### Short task
Each line in the entries below that holds the string "سمعت" is to be listed.

* START Dataset excerpts *

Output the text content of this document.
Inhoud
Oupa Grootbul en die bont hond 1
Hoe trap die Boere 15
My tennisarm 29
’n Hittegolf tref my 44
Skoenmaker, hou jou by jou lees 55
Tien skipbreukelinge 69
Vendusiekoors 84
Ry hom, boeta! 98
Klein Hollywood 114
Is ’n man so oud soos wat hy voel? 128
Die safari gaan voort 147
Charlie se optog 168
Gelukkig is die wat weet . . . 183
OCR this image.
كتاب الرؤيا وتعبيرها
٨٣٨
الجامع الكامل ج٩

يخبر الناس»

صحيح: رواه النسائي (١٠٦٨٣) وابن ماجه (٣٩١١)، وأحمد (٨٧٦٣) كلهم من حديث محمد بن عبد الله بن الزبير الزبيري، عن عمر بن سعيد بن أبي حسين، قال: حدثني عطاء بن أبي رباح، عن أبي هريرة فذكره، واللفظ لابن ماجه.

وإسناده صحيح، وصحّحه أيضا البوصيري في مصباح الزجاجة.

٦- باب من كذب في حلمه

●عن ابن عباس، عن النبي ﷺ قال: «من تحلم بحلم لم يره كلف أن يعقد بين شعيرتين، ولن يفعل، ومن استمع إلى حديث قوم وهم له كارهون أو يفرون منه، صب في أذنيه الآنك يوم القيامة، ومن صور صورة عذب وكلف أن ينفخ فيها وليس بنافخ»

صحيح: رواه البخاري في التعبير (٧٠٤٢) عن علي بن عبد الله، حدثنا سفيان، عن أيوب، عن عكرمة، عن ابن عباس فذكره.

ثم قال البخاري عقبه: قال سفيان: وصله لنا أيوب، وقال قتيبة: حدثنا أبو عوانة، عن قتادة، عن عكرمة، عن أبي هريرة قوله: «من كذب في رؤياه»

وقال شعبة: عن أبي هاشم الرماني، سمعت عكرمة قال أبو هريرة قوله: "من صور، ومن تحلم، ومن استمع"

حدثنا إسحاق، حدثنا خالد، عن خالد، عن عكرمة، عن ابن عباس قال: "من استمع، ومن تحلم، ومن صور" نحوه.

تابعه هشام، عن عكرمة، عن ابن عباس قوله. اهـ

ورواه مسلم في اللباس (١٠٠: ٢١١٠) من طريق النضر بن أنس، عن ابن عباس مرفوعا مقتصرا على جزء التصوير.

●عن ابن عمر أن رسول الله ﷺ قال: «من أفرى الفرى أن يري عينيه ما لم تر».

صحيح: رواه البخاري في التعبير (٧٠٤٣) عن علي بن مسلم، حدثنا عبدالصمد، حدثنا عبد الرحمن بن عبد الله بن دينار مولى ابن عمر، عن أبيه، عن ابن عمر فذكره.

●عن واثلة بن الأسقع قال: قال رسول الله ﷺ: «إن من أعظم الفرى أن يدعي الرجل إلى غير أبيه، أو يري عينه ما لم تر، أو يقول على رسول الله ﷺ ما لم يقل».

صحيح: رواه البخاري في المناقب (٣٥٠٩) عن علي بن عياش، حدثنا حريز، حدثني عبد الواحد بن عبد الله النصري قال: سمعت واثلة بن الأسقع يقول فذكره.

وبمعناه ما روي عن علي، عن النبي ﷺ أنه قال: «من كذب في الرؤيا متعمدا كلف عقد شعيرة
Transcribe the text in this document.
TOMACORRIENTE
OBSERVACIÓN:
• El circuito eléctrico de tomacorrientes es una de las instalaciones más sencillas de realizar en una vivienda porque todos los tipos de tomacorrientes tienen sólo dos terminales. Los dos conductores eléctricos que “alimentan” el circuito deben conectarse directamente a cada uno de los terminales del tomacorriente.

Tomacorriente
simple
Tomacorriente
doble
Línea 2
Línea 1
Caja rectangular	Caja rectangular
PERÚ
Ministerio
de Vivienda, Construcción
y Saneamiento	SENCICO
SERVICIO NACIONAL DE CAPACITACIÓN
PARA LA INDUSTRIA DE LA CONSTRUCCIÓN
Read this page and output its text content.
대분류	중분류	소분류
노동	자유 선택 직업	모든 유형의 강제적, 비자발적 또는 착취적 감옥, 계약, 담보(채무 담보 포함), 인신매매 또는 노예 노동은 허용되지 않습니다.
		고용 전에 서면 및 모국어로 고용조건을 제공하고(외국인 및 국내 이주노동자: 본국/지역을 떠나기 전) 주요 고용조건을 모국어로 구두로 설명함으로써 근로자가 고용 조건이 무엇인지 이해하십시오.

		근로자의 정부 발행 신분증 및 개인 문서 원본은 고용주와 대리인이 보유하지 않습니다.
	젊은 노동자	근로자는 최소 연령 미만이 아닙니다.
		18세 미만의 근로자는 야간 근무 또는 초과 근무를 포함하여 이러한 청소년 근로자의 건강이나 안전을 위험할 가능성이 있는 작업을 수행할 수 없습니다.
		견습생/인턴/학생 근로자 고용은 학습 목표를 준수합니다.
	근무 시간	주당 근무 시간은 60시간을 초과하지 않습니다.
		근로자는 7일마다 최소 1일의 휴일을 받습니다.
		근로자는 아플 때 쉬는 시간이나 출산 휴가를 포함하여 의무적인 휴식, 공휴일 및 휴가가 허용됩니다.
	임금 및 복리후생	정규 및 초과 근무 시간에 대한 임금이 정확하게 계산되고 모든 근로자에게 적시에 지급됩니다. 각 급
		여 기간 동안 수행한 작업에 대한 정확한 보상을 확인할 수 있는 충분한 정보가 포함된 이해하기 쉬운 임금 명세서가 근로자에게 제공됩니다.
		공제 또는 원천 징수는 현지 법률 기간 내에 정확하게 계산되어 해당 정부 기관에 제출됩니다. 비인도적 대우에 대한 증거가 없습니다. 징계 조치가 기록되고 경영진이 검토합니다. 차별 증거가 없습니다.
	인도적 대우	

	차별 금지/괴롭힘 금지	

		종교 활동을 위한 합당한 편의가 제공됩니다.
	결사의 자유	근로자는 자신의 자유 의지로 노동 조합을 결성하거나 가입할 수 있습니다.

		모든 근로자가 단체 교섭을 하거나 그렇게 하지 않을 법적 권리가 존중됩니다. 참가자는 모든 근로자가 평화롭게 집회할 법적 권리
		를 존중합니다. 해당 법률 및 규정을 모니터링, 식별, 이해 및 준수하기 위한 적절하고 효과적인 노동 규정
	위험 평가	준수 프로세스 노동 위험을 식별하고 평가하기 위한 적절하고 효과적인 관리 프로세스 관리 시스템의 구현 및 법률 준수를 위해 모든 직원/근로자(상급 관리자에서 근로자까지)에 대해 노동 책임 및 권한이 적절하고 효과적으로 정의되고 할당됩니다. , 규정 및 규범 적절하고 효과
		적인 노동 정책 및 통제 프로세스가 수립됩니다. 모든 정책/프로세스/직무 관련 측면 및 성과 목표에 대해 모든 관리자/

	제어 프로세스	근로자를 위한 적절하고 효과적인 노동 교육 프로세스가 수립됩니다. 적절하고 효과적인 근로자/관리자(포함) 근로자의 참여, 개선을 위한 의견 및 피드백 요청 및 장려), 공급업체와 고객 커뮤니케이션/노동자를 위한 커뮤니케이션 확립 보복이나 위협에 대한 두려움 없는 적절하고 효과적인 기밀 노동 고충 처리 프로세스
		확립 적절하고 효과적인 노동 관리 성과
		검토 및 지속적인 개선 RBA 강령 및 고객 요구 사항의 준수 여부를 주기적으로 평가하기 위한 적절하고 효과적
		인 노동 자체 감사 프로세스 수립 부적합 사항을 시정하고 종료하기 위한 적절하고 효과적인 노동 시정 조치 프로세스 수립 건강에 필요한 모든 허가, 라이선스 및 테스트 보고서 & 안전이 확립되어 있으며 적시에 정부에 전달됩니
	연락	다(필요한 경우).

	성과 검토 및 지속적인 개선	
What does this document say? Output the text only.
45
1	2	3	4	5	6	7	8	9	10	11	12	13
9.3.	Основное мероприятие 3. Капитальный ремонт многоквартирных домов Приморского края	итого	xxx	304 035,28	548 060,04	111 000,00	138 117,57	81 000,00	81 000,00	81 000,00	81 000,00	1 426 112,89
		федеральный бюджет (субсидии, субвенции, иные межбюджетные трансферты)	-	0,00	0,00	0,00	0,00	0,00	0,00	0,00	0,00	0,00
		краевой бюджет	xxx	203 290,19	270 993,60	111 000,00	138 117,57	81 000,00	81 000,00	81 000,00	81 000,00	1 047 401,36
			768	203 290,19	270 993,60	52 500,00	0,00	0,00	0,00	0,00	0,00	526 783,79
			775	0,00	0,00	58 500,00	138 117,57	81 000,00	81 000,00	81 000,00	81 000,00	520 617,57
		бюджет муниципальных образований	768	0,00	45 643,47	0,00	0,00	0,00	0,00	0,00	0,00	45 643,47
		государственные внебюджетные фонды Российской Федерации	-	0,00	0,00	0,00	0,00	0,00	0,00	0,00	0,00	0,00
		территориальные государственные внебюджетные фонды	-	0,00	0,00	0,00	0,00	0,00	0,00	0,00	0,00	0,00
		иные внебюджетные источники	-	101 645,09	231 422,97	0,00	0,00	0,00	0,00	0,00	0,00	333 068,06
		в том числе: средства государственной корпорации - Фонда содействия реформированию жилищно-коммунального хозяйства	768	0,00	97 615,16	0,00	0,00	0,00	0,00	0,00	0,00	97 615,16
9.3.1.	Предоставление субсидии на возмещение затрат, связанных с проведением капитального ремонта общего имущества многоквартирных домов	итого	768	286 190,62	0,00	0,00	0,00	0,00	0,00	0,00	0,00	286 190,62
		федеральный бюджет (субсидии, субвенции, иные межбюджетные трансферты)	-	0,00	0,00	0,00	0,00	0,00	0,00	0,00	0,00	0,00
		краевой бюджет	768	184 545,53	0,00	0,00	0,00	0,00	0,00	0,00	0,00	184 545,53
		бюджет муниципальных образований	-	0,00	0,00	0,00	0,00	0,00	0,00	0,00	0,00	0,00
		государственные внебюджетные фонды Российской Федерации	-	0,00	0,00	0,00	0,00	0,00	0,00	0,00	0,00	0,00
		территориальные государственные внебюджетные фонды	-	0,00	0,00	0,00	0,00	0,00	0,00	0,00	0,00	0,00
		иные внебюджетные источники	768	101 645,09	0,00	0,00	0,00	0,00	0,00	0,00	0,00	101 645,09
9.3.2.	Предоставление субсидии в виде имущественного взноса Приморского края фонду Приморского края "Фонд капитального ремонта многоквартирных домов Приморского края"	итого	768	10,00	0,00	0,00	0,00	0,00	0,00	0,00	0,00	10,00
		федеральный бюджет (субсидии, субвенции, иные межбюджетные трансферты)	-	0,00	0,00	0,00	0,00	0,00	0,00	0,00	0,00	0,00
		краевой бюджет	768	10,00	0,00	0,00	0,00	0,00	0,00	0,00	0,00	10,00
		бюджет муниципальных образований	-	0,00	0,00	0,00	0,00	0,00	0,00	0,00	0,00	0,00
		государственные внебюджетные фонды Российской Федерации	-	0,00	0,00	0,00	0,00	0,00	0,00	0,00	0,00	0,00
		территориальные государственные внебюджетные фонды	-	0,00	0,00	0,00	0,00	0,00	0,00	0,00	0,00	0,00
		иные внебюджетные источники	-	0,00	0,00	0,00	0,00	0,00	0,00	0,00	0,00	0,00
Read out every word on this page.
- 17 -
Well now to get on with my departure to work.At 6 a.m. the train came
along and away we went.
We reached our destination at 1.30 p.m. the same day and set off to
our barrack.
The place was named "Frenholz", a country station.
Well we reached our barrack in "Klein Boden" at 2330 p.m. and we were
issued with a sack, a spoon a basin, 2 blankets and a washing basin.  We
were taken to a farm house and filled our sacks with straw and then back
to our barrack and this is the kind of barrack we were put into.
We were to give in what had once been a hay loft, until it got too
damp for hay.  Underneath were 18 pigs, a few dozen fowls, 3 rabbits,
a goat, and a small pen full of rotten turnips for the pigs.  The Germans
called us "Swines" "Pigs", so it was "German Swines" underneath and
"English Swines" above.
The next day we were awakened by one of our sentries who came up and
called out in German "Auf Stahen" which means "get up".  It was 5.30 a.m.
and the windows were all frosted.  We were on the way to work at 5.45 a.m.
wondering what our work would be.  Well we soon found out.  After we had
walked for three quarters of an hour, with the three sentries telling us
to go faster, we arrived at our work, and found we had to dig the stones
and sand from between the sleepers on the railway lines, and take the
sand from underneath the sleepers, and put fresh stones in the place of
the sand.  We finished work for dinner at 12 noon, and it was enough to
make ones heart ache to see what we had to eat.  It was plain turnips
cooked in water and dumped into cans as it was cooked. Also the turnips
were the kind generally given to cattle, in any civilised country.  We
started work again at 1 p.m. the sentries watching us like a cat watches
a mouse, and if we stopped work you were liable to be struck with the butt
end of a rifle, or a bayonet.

* END Dataset excerpts *

### Final answer
وقال شعبة: عن أبي هاشم الرماني، سمعت عكرمة قال أبو هريرة قوله: "من صور، ومن تحلم، ومن استمع"
صحيح: رواه البخاري في المناقب (٣٥٠٩) عن علي بن عياش، حدثنا حريز، حدثني عبد الواحد بن عبد الله النصري قال: سمعت واثلة بن الأسقع يقول فذكره.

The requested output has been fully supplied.